(Dataset entries)
===============

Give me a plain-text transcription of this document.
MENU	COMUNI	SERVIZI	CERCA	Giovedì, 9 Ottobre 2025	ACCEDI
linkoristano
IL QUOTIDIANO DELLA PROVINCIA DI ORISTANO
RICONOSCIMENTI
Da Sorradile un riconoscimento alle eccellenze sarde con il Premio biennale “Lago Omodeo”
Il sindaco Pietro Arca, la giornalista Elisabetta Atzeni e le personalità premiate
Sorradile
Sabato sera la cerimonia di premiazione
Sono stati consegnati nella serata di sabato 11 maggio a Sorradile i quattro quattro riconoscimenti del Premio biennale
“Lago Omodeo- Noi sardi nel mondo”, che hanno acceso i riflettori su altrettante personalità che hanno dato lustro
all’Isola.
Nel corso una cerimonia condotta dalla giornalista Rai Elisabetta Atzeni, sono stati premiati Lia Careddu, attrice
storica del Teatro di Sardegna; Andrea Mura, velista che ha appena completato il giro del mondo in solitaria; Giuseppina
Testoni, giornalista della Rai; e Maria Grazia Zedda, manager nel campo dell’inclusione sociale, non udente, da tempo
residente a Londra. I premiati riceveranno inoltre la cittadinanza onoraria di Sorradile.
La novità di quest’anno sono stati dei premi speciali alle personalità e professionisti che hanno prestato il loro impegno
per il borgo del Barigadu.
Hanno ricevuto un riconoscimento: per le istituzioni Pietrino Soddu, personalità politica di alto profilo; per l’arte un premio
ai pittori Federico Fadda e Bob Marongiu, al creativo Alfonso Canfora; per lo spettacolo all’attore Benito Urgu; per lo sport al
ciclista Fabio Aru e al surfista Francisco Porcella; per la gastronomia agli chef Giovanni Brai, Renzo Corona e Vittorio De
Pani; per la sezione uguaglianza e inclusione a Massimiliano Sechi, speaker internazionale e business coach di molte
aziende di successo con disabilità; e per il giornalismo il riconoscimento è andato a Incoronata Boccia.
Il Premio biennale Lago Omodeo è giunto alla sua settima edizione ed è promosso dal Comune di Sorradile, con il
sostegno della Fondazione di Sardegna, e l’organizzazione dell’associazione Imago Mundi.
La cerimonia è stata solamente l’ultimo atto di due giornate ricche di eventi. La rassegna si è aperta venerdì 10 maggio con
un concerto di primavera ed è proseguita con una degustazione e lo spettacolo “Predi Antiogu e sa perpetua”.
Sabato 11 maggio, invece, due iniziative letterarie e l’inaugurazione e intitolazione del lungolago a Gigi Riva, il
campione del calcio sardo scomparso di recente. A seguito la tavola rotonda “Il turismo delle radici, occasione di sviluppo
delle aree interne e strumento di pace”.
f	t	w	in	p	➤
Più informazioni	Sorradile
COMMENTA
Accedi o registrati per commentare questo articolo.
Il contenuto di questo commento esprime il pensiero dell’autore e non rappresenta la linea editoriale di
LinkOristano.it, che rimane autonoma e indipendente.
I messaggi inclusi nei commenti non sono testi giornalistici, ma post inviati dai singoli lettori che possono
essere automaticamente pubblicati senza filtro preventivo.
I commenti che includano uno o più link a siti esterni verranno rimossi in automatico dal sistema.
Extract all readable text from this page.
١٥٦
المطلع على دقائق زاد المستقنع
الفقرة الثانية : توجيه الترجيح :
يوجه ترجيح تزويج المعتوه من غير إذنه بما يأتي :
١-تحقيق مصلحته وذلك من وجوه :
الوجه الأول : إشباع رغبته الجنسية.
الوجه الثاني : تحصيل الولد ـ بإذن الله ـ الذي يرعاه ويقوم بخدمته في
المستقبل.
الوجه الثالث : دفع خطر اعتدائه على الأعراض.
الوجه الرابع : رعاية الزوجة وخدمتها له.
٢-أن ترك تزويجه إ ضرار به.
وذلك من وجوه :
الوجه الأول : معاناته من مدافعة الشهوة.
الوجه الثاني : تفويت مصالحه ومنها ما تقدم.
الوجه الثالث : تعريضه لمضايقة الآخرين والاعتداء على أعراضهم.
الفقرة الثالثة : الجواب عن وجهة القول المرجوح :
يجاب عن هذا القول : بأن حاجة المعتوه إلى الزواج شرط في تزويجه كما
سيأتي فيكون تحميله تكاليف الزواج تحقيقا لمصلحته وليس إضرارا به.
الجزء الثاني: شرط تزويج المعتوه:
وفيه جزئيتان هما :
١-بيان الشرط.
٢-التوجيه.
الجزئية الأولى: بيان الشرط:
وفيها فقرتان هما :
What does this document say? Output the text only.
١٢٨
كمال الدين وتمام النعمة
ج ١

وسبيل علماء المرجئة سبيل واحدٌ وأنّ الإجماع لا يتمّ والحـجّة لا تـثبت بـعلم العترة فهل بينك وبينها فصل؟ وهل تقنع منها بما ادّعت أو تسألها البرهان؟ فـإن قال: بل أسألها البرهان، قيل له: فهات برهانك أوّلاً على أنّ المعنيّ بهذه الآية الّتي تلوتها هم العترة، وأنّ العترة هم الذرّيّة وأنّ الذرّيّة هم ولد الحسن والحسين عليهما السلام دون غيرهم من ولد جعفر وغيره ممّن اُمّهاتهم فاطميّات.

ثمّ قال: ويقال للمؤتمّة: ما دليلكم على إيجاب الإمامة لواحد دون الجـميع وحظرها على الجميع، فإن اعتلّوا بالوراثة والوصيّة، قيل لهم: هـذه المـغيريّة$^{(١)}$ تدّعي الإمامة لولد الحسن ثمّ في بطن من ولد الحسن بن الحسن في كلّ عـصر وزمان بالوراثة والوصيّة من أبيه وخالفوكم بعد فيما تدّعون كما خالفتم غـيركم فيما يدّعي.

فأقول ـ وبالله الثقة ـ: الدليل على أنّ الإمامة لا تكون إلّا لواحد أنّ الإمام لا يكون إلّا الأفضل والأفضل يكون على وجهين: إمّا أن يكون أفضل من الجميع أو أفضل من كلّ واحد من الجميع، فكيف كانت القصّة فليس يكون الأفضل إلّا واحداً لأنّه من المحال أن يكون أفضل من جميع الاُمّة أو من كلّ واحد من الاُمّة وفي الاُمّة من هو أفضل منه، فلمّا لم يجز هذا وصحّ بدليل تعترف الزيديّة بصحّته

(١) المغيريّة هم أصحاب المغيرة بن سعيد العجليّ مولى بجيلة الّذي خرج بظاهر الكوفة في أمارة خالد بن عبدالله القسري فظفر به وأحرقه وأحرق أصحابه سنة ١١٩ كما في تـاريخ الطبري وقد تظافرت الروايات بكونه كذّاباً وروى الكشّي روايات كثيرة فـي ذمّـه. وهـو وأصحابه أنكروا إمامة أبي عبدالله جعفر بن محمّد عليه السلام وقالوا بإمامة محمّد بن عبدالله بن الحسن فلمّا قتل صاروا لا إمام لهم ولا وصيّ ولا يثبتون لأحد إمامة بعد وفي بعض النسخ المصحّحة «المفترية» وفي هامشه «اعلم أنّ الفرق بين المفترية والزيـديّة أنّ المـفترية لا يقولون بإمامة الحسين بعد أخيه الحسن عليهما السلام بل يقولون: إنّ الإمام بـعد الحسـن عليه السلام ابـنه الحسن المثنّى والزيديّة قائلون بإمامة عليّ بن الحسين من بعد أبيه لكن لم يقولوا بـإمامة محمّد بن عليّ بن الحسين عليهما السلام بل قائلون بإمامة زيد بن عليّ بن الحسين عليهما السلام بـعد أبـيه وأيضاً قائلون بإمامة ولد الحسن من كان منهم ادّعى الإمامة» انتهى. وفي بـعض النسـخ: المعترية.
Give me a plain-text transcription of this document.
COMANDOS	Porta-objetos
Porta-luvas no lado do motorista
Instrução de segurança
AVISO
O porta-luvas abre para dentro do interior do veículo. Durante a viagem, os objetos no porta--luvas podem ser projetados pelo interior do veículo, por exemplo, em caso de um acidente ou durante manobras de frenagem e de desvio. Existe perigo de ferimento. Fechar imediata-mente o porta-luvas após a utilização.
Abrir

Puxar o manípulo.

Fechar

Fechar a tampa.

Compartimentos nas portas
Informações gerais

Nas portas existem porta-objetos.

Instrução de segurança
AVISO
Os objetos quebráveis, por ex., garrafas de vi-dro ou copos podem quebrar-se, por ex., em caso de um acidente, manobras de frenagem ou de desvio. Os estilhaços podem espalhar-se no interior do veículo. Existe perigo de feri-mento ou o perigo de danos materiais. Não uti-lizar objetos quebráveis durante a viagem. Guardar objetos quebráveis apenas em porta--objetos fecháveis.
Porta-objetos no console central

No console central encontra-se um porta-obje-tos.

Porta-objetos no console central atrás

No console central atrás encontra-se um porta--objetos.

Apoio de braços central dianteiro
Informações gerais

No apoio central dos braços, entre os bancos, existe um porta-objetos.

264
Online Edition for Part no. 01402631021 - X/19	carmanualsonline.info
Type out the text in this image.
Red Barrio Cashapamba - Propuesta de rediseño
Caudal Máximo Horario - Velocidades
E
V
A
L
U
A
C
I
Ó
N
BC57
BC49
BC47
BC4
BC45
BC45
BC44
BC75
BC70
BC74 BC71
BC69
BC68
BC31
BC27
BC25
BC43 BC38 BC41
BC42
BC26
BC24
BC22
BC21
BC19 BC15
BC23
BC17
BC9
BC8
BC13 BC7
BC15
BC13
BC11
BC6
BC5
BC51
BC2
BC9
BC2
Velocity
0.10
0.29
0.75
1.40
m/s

===============

§ Aim:
Reproduce, word for word, every line starting at the line that contains "Type out the text in this image." and ending with the final line of the entries.

§ Written solution:
Type out the text in this image.
Red Barrio Cashapamba - Propuesta de rediseño
Caudal Máximo Horario - Velocidades
E
V
A
L
U
A
C
I
Ó
N
BC57
BC49
BC47
BC4
BC45
BC45
BC44
BC75
BC70
BC74 BC71
BC69
BC68
BC31
BC27
BC25
BC43 BC38 BC41
BC42
BC26
BC24
BC22
BC21
BC19 BC15
BC23
BC17
BC9
BC8
BC13 BC7
BC15
BC13
BC11
BC6
BC5
BC51
BC2
BC9
BC2
Velocity
0.10
0.29
0.75
1.40
m/s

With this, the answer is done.